EXERCISE INSTRUCTIONS: Find the lines of data that contain the string "JSON", then list them.

··· EXERCISE INPUTS

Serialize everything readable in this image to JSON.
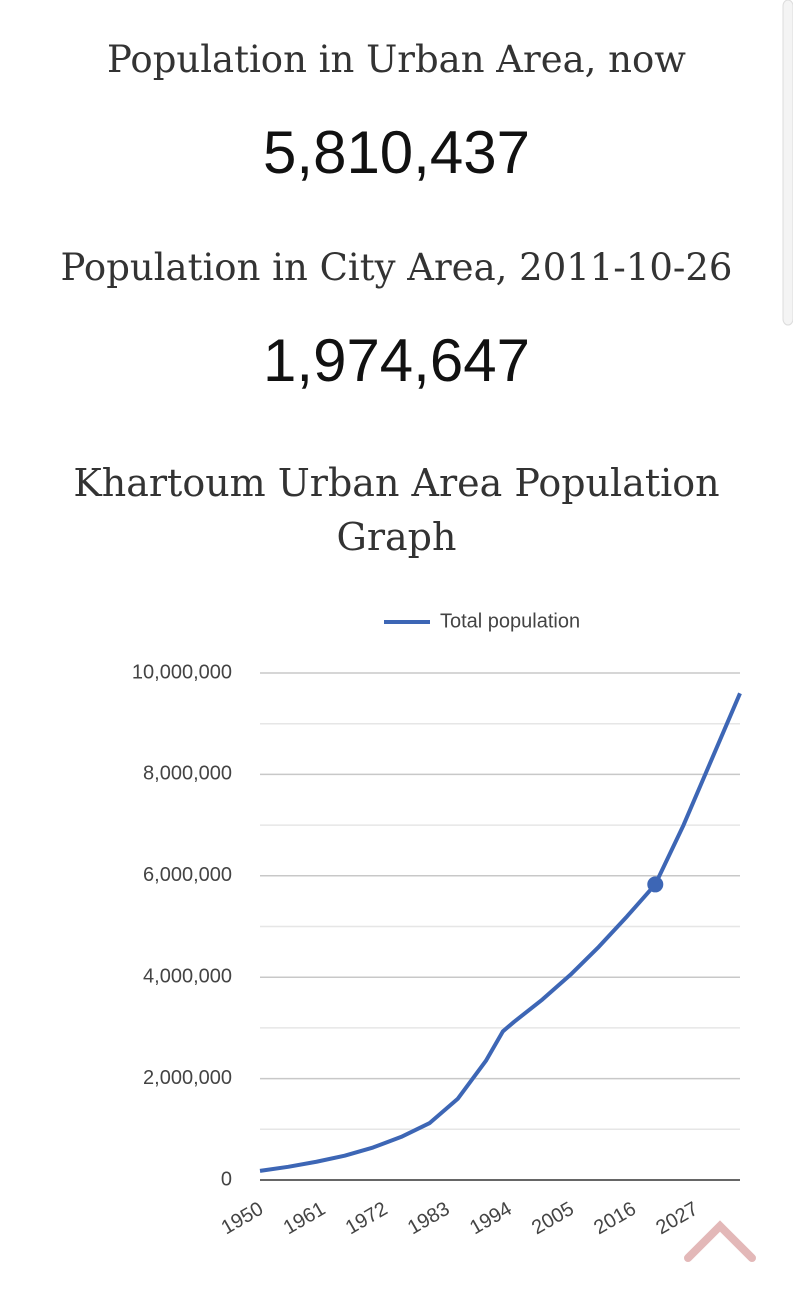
{
  "header": {
    "urban_label": "Population in Urban Area, now",
    "urban_value": "5,810,437",
    "city_label": "Population in City Area, 2011-10-26",
    "city_value": "1,974,647"
  },
  "chart_data": {
    "type": "line",
    "title": "Khartoum Urban Area Population Graph",
    "x": [
      1950,
      1955,
      1960,
      1965,
      1970,
      1975,
      1980,
      1985,
      1990,
      1993,
      1995,
      2000,
      2005,
      2010,
      2015,
      2020,
      2025,
      2030,
      2035
    ],
    "series": [
      {
        "name": "Total population",
        "color": "#3d66b5",
        "values": [
          180000,
          260000,
          360000,
          480000,
          640000,
          850000,
          1120000,
          1600000,
          2350000,
          2930000,
          3120000,
          3560000,
          4050000,
          4600000,
          5200000,
          5830000,
          7000000,
          8300000,
          9600000
        ]
      }
    ],
    "highlight_x": 2020,
    "xlim": [
      1950,
      2035
    ],
    "xticks": [
      1950,
      1961,
      1972,
      1983,
      1994,
      2005,
      2016,
      2027
    ],
    "ylim": [
      0,
      10000000
    ],
    "yticks": [
      0,
      {
        "value": 2000000,
        "label": "2,000,000"
      },
      {
        "value": 4000000,
        "label": "4,000,000"
      },
      {
        "value": 6000000,
        "label": "6,000,000"
      },
      {
        "value": 8000000,
        "label": "8,000,000"
      },
      {
        "value": 10000000,
        "label": "10,000,000"
      }
    ],
    "minor_yticks": [
      1000000,
      3000000,
      5000000,
      7000000,
      9000000
    ],
    "grid": true,
    "legend": "top"
  }
}
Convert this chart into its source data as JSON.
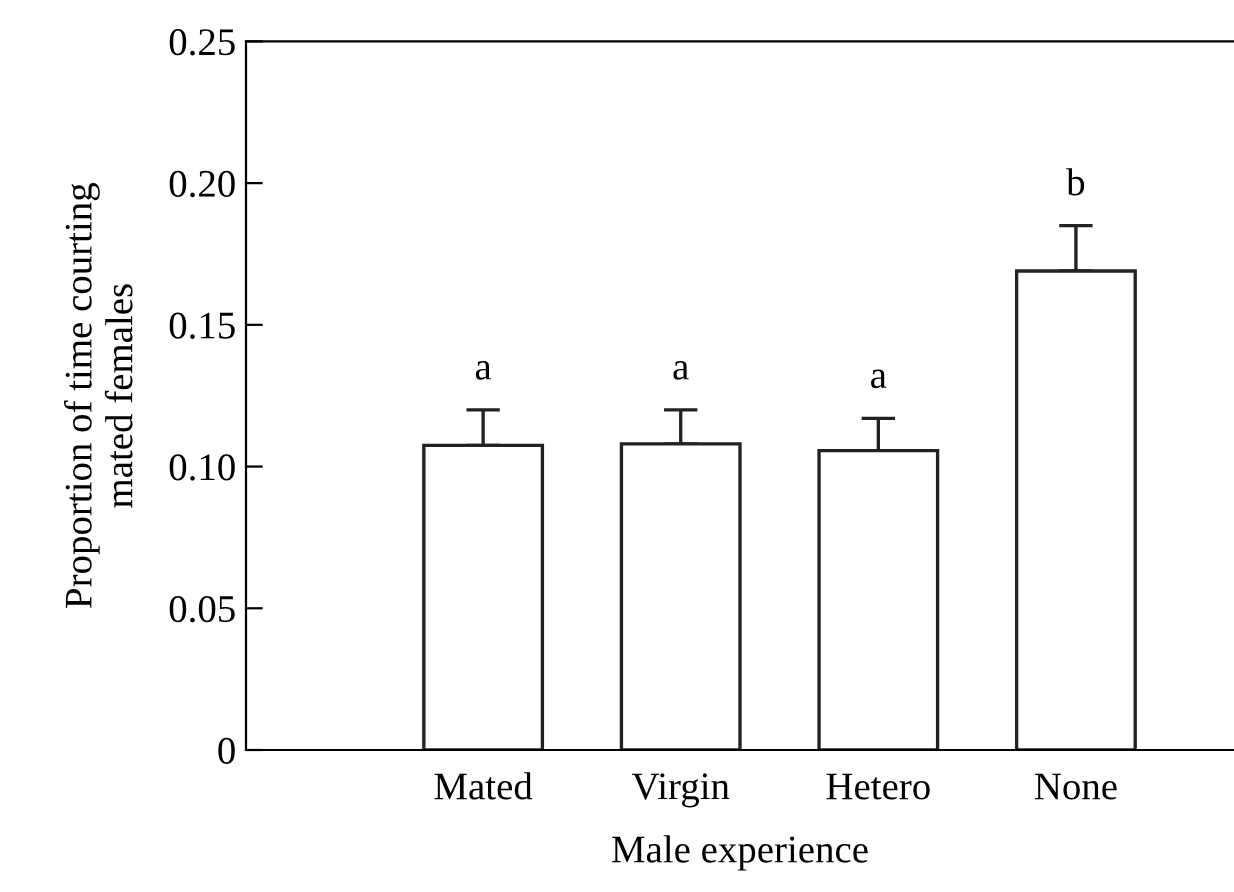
{
  "chart_data": {
    "type": "bar",
    "xlabel": "Male experience",
    "ylabel": "Proportion of time courting\nmated females",
    "categories": [
      "Mated",
      "Virgin",
      "Hetero",
      "None"
    ],
    "values": [
      0.1075,
      0.108,
      0.1056,
      0.169
    ],
    "errors": [
      [
        0.1075,
        0.12
      ],
      [
        0.108,
        0.12
      ],
      [
        0.1056,
        0.117
      ],
      [
        0.169,
        0.185
      ]
    ],
    "color": "#ffffff",
    "ylim": [
      0,
      0.25
    ],
    "yticks": [
      {
        "value": 0,
        "label": "0"
      },
      {
        "value": 0.05,
        "label": "0.05"
      },
      {
        "value": 0.1,
        "label": "0.10"
      },
      {
        "value": 0.15,
        "label": "0.15"
      },
      {
        "value": 0.2,
        "label": "0.20"
      },
      {
        "value": 0.25,
        "label": "0.25"
      }
    ],
    "grid": false,
    "annotations": [
      "a",
      "a",
      "a",
      "b"
    ]
  }
}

······

RIGHT ANSWER:
Serialize everything readable in this image to JSON.
Convert this chart into its source data as JSON.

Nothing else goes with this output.